━━━ DATA

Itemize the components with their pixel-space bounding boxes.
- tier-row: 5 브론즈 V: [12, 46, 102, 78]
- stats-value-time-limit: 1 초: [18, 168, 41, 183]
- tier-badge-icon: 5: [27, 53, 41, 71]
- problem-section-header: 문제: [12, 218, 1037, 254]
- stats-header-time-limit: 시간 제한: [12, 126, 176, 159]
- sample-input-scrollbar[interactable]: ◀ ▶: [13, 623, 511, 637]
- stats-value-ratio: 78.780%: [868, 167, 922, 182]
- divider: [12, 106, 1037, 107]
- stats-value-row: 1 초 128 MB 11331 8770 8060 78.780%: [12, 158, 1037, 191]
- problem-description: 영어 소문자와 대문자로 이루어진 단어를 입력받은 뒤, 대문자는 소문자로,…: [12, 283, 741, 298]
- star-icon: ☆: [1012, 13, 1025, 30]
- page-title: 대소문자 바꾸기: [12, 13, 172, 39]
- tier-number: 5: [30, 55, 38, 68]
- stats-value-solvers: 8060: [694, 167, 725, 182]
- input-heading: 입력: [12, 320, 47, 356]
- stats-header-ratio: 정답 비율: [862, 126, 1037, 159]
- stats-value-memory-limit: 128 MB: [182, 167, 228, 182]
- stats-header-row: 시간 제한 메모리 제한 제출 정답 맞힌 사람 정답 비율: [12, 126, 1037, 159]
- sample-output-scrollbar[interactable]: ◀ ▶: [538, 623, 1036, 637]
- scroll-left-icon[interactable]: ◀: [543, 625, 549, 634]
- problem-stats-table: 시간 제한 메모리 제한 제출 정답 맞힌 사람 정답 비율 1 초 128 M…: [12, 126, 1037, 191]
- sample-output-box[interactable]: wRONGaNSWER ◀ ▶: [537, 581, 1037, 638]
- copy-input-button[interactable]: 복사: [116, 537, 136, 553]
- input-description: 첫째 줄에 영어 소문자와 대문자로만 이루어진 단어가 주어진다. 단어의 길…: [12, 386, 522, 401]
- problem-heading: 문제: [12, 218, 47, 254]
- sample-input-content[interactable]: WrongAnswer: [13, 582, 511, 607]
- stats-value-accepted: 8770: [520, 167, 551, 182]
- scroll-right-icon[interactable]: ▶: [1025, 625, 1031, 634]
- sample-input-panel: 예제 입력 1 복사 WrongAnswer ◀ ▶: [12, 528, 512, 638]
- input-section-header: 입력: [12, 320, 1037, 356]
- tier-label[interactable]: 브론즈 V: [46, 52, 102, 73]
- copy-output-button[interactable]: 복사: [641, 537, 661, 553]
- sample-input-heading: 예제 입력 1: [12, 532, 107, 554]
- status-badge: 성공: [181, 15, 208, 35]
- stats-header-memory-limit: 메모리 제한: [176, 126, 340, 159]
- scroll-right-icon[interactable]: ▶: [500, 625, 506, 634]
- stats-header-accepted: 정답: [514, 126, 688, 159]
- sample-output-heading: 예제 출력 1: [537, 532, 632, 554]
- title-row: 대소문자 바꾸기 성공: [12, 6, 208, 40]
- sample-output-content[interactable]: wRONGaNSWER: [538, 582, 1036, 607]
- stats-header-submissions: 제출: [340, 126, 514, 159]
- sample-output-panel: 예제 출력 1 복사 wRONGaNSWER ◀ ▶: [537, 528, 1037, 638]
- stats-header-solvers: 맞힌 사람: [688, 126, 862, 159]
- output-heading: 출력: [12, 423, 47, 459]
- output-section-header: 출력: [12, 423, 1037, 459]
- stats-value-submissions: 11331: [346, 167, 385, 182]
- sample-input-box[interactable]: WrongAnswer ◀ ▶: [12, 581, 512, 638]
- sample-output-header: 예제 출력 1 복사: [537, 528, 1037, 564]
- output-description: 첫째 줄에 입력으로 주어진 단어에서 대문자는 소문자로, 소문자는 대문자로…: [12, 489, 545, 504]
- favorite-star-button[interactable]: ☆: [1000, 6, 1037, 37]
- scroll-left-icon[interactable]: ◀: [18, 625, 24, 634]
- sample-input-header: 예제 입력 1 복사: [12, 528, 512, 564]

━━━━━━

**GOAL:** Gather each line from the entries above that contains the string "left".

**EXERCISE OUTPUT:**
- scroll-left-icon[interactable]: ◀: [543, 625, 549, 634]
- scroll-left-icon[interactable]: ◀: [18, 625, 24, 634]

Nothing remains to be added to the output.